▸ **Task details**
All of the lines below are to be transcribed faithfully, with pictures excluded from the copy.

▸ **Task inputs**

○ ○ ○

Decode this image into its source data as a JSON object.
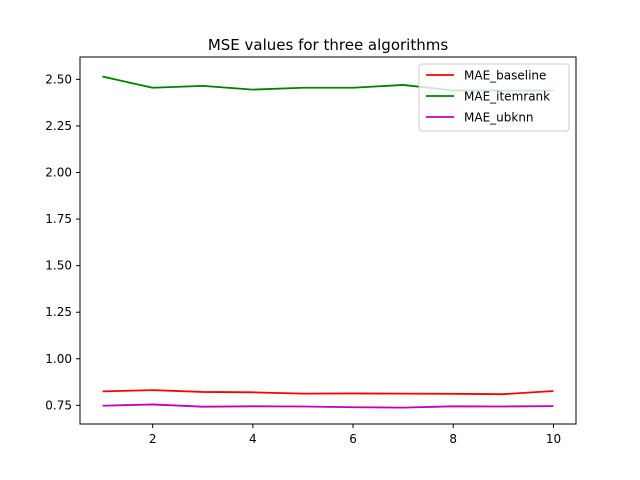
{
  "chart_data": {
    "type": "line",
    "title": "MSE values for three algorithms",
    "xlabel": "",
    "ylabel": "",
    "x": [
      1,
      2,
      3,
      4,
      5,
      6,
      7,
      8,
      9,
      10
    ],
    "xlim": [
      0.55,
      10.45
    ],
    "ylim": [
      0.65,
      2.62
    ],
    "xticks": [
      2,
      4,
      6,
      8,
      10
    ],
    "xtick_labels": [
      "2",
      "4",
      "6",
      "8",
      "10"
    ],
    "yticks": [
      0.75,
      1.0,
      1.25,
      1.5,
      1.75,
      2.0,
      2.25,
      2.5
    ],
    "ytick_labels": [
      "0.75",
      "1.00",
      "1.25",
      "1.50",
      "1.75",
      "2.00",
      "2.25",
      "2.50"
    ],
    "grid": false,
    "legend_position": "top-right",
    "series": [
      {
        "name": "MAE_baseline",
        "color": "#ff0000",
        "values": [
          0.825,
          0.832,
          0.822,
          0.82,
          0.813,
          0.814,
          0.813,
          0.812,
          0.81,
          0.827
        ]
      },
      {
        "name": "MAE_itemrank",
        "color": "#008000",
        "values": [
          2.515,
          2.455,
          2.465,
          2.445,
          2.455,
          2.455,
          2.47,
          2.44,
          2.44,
          2.44
        ]
      },
      {
        "name": "MAE_ubknn",
        "color": "#bf00bf",
        "values": [
          0.748,
          0.755,
          0.743,
          0.745,
          0.744,
          0.74,
          0.738,
          0.745,
          0.744,
          0.746
        ]
      }
    ]
  }
}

○ ○ ○

▸ **Result**
Decode this image into its source data as a JSON object.
{
  "chart_data": {
    "type": "line",
    "title": "MSE values for three algorithms",
    "xlabel": "",
    "ylabel": "",
    "x": [
      1,
      2,
      3,
      4,
      5,
      6,
      7,
      8,
      9,
      10
    ],
    "xlim": [
      0.55,
      10.45
    ],
    "ylim": [
      0.65,
      2.62
    ],
    "xticks": [
      2,
      4,
      6,
      8,
      10
    ],
    "xtick_labels": [
      "2",
      "4",
      "6",
      "8",
      "10"
    ],
    "yticks": [
      0.75,
      1.0,
      1.25,
      1.5,
      1.75,
      2.0,
      2.25,
      2.5
    ],
    "ytick_labels": [
      "0.75",
      "1.00",
      "1.25",
      "1.50",
      "1.75",
      "2.00",
      "2.25",
      "2.50"
    ],
    "grid": false,
    "legend_position": "top-right",
    "series": [
      {
        "name": "MAE_baseline",
        "color": "#ff0000",
        "values": [
          0.825,
          0.832,
          0.822,
          0.82,
          0.813,
          0.814,
          0.813,
          0.812,
          0.81,
          0.827
        ]
      },
      {
        "name": "MAE_itemrank",
        "color": "#008000",
        "values": [
          2.515,
          2.455,
          2.465,
          2.445,
          2.455,
          2.455,
          2.47,
          2.44,
          2.44,
          2.44
        ]
      },
      {
        "name": "MAE_ubknn",
        "color": "#bf00bf",
        "values": [
          0.748,
          0.755,
          0.743,
          0.745,
          0.744,
          0.74,
          0.738,
          0.745,
          0.744,
          0.746
        ]
      }
    ]
  }
}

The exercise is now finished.